Gather every line holding the string "Vickie".

● **Task inputs**:
★ ★ ★

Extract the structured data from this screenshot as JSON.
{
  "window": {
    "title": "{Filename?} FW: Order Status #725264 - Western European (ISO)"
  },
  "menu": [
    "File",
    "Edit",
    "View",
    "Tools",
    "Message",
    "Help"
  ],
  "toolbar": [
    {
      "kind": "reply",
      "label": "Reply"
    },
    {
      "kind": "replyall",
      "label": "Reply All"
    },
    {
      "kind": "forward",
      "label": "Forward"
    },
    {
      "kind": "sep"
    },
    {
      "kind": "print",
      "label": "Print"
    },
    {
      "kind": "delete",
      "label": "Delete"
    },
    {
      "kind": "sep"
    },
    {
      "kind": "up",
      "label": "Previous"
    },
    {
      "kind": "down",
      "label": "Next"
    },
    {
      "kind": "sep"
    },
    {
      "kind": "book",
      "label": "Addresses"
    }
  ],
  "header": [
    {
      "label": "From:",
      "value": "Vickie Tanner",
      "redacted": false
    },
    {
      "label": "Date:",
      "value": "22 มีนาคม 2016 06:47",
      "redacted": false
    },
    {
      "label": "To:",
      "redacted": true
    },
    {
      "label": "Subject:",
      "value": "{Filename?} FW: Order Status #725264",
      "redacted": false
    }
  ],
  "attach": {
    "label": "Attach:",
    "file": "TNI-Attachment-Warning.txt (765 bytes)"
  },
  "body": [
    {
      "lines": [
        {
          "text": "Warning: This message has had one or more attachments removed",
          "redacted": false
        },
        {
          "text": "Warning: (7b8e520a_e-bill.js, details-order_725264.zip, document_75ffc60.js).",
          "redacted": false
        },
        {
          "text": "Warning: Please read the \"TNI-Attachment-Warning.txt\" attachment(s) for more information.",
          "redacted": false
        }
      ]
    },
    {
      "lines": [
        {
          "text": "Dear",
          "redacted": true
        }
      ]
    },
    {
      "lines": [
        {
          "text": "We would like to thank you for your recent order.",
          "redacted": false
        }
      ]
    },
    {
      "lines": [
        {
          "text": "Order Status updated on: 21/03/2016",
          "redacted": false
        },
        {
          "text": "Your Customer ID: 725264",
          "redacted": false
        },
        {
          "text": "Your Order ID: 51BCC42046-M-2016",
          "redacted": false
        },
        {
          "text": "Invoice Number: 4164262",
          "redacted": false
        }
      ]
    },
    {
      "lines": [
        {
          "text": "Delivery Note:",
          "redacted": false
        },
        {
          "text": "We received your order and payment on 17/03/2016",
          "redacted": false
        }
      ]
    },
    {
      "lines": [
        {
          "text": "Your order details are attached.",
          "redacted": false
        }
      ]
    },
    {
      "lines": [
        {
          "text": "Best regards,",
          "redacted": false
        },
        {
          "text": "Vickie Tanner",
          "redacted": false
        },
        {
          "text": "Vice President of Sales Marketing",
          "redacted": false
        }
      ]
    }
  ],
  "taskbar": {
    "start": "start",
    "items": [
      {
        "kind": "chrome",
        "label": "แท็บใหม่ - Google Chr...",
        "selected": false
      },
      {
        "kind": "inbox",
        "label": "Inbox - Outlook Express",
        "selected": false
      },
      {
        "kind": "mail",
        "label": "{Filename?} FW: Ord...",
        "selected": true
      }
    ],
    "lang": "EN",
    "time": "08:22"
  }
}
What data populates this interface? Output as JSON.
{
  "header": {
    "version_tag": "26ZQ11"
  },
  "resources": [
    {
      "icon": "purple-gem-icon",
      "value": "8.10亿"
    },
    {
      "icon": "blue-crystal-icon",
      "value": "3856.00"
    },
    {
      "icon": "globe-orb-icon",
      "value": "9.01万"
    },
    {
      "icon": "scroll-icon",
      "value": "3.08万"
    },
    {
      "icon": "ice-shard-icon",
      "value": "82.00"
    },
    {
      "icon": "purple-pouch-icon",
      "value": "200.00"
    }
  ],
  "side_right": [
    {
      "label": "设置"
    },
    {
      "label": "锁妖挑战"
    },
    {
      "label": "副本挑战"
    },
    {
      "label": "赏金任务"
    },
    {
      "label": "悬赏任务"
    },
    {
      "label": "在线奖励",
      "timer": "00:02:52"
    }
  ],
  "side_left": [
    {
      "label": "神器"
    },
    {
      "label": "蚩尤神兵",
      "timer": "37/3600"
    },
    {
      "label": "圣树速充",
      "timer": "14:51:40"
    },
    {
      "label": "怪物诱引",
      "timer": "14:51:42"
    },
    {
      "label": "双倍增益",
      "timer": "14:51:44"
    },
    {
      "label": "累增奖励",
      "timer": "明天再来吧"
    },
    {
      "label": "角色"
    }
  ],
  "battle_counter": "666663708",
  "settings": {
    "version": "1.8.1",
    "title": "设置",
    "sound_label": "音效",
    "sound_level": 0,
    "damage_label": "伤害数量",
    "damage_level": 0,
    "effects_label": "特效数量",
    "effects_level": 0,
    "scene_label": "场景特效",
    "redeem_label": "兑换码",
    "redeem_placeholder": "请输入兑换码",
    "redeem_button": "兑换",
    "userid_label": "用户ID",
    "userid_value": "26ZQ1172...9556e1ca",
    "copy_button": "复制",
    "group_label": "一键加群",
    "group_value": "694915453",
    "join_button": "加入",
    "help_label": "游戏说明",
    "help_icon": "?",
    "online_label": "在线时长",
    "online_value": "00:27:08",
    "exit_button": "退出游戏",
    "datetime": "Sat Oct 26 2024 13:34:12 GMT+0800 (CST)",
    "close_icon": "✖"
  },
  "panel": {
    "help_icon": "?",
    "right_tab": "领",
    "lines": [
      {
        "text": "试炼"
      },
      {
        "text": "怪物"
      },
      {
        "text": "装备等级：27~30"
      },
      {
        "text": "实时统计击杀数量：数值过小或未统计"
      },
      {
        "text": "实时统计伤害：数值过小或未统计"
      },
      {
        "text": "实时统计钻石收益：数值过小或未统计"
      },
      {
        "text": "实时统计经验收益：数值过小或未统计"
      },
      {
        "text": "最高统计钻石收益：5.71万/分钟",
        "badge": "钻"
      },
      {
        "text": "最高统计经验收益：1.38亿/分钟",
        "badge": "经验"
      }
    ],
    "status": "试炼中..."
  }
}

★ ★ ★

● **Exercise response**:
      "value": "Vickie Tanner",
          "text": "Vickie Tanner",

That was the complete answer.